> Given task
Would you repeat the listing exactly but omit every picture?

BEGIN Given records

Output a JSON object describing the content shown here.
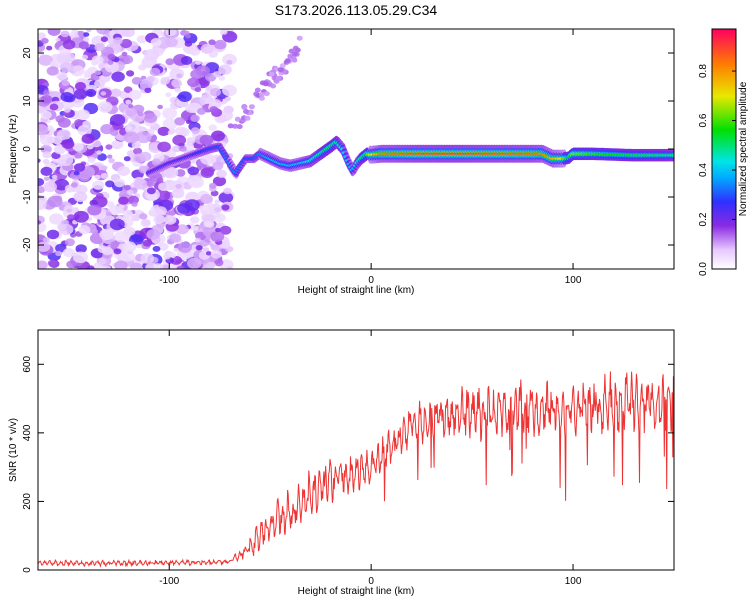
{
  "title": "S173.2026.113.05.29.C34",
  "chart_data": [
    {
      "type": "heatmap",
      "name": "spectrogram",
      "xlabel": "Height of straight line (km)",
      "ylabel": "Frequency (Hz)",
      "xlim": [
        -165,
        150
      ],
      "ylim": [
        -25,
        25
      ],
      "xticks": [
        -100,
        0,
        100
      ],
      "yticks": [
        -20,
        -10,
        0,
        10,
        20
      ],
      "colorbar": {
        "label": "Normalized spectral amplitude",
        "range": [
          0,
          0.97
        ],
        "ticks": [
          0.0,
          0.2,
          0.4,
          0.6,
          0.8
        ]
      },
      "ridge": {
        "description_points_x": [
          -110,
          -100,
          -90,
          -80,
          -75,
          -70,
          -67,
          -62,
          -58,
          -55,
          -50,
          -45,
          -40,
          -35,
          -30,
          -25,
          -20,
          -17,
          -14,
          -11,
          -9,
          -7,
          -5,
          -2,
          0,
          5,
          20,
          40,
          60,
          80,
          85,
          90,
          95,
          98,
          100,
          110,
          130,
          150
        ],
        "description_points_y": [
          -5,
          -3,
          -1.5,
          0,
          0.5,
          -3,
          -5,
          -2,
          -2,
          -1,
          -2,
          -3,
          -3.5,
          -3,
          -2.5,
          -1,
          0.5,
          1.5,
          0,
          -3,
          -4.5,
          -3,
          -2,
          -1,
          -1.2,
          -1,
          -1,
          -1,
          -1,
          -1,
          -1,
          -2,
          -2,
          -1.8,
          -1,
          -1,
          -1.3,
          -1.3
        ],
        "amplitude": [
          0.25,
          0.25,
          0.25,
          0.3,
          0.3,
          0.35,
          0.35,
          0.3,
          0.3,
          0.35,
          0.4,
          0.4,
          0.4,
          0.4,
          0.45,
          0.5,
          0.55,
          0.5,
          0.45,
          0.4,
          0.4,
          0.45,
          0.5,
          0.6,
          0.7,
          0.85,
          0.9,
          0.92,
          0.9,
          0.88,
          0.85,
          0.8,
          0.7,
          0.55,
          0.65,
          0.6,
          0.55,
          0.5
        ]
      }
    },
    {
      "type": "line",
      "name": "snr",
      "xlabel": "Height of straight line (km)",
      "ylabel": "SNR (10 * v/v)",
      "xlim": [
        -165,
        150
      ],
      "ylim": [
        0,
        700
      ],
      "xticks": [
        -100,
        0,
        100
      ],
      "yticks": [
        0,
        200,
        400,
        600
      ],
      "color": "#ee3333",
      "envelope_x": [
        -165,
        -120,
        -80,
        -70,
        -65,
        -60,
        -55,
        -50,
        -45,
        -40,
        -35,
        -30,
        -25,
        -20,
        -15,
        -10,
        -5,
        0,
        5,
        10,
        15,
        20,
        30,
        40,
        50,
        60,
        70,
        80,
        90,
        100,
        110,
        120,
        130,
        140,
        150
      ],
      "envelope_mean": [
        20,
        20,
        22,
        25,
        40,
        70,
        100,
        130,
        160,
        170,
        190,
        220,
        240,
        260,
        270,
        280,
        290,
        300,
        330,
        360,
        390,
        420,
        440,
        450,
        460,
        460,
        470,
        470,
        470,
        470,
        480,
        480,
        490,
        490,
        500
      ],
      "envelope_spread": [
        15,
        15,
        15,
        15,
        30,
        60,
        80,
        100,
        120,
        120,
        130,
        130,
        120,
        120,
        110,
        110,
        110,
        100,
        100,
        100,
        100,
        110,
        130,
        140,
        150,
        150,
        150,
        150,
        150,
        150,
        160,
        170,
        170,
        170,
        170
      ]
    }
  ]
}
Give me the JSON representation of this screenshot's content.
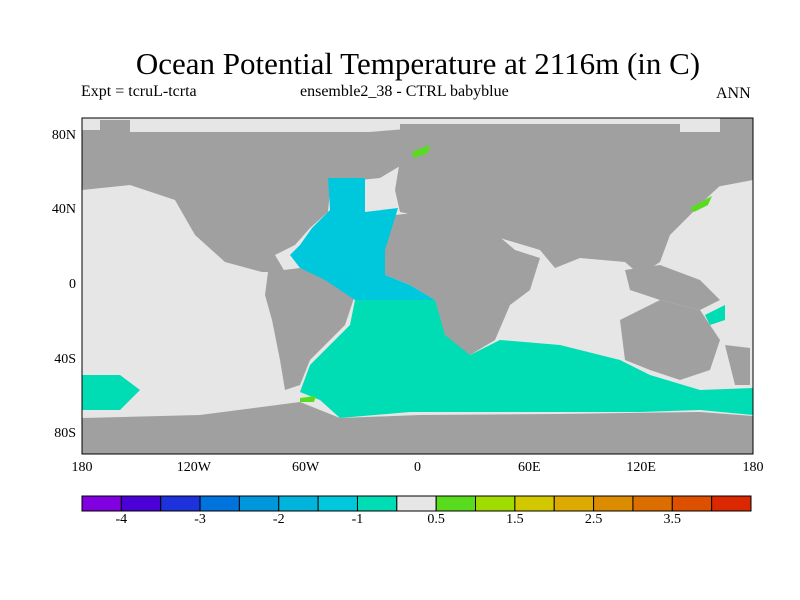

END Given records

> Task response
Output a JSON object describing the content shown here.
{
  "title": "S173.2026.113.05.29.C34",
  "chart_data": [
    {
      "type": "heatmap",
      "name": "spectrogram",
      "xlabel": "Height of straight line (km)",
      "ylabel": "Frequency (Hz)",
      "xlim": [
        -165,
        150
      ],
      "ylim": [
        -25,
        25
      ],
      "xticks": [
        -100,
        0,
        100
      ],
      "yticks": [
        -20,
        -10,
        0,
        10,
        20
      ],
      "colorbar": {
        "label": "Normalized spectral amplitude",
        "range": [
          0,
          0.97
        ],
        "ticks": [
          0.0,
          0.2,
          0.4,
          0.6,
          0.8
        ]
      },
      "ridge": {
        "description_points_x": [
          -110,
          -100,
          -90,
          -80,
          -75,
          -70,
          -67,
          -62,
          -58,
          -55,
          -50,
          -45,
          -40,
          -35,
          -30,
          -25,
          -20,
          -17,
          -14,
          -11,
          -9,
          -7,
          -5,
          -2,
          0,
          5,
          20,
          40,
          60,
          80,
          85,
          90,
          95,
          98,
          100,
          110,
          130,
          150
        ],
        "description_points_y": [
          -5,
          -3,
          -1.5,
          0,
          0.5,
          -3,
          -5,
          -2,
          -2,
          -1,
          -2,
          -3,
          -3.5,
          -3,
          -2.5,
          -1,
          0.5,
          1.5,
          0,
          -3,
          -4.5,
          -3,
          -2,
          -1,
          -1.2,
          -1,
          -1,
          -1,
          -1,
          -1,
          -1,
          -2,
          -2,
          -1.8,
          -1,
          -1,
          -1.3,
          -1.3
        ],
        "amplitude": [
          0.25,
          0.25,
          0.25,
          0.3,
          0.3,
          0.35,
          0.35,
          0.3,
          0.3,
          0.35,
          0.4,
          0.4,
          0.4,
          0.4,
          0.45,
          0.5,
          0.55,
          0.5,
          0.45,
          0.4,
          0.4,
          0.45,
          0.5,
          0.6,
          0.7,
          0.85,
          0.9,
          0.92,
          0.9,
          0.88,
          0.85,
          0.8,
          0.7,
          0.55,
          0.65,
          0.6,
          0.55,
          0.5
        ]
      }
    },
    {
      "type": "line",
      "name": "snr",
      "xlabel": "Height of straight line (km)",
      "ylabel": "SNR (10 * v/v)",
      "xlim": [
        -165,
        150
      ],
      "ylim": [
        0,
        700
      ],
      "xticks": [
        -100,
        0,
        100
      ],
      "yticks": [
        0,
        200,
        400,
        600
      ],
      "color": "#ee3333",
      "envelope_x": [
        -165,
        -120,
        -80,
        -70,
        -65,
        -60,
        -55,
        -50,
        -45,
        -40,
        -35,
        -30,
        -25,
        -20,
        -15,
        -10,
        -5,
        0,
        5,
        10,
        15,
        20,
        30,
        40,
        50,
        60,
        70,
        80,
        90,
        100,
        110,
        120,
        130,
        140,
        150
      ],
      "envelope_mean": [
        20,
        20,
        22,
        25,
        40,
        70,
        100,
        130,
        160,
        170,
        190,
        220,
        240,
        260,
        270,
        280,
        290,
        300,
        330,
        360,
        390,
        420,
        440,
        450,
        460,
        460,
        470,
        470,
        470,
        470,
        480,
        480,
        490,
        490,
        500
      ],
      "envelope_spread": [
        15,
        15,
        15,
        15,
        30,
        60,
        80,
        100,
        120,
        120,
        130,
        130,
        120,
        120,
        110,
        110,
        110,
        100,
        100,
        100,
        100,
        110,
        130,
        140,
        150,
        150,
        150,
        150,
        150,
        150,
        160,
        170,
        170,
        170,
        170
      ]
    }
  ]
}
Give me the JSON representation of this screenshot's content.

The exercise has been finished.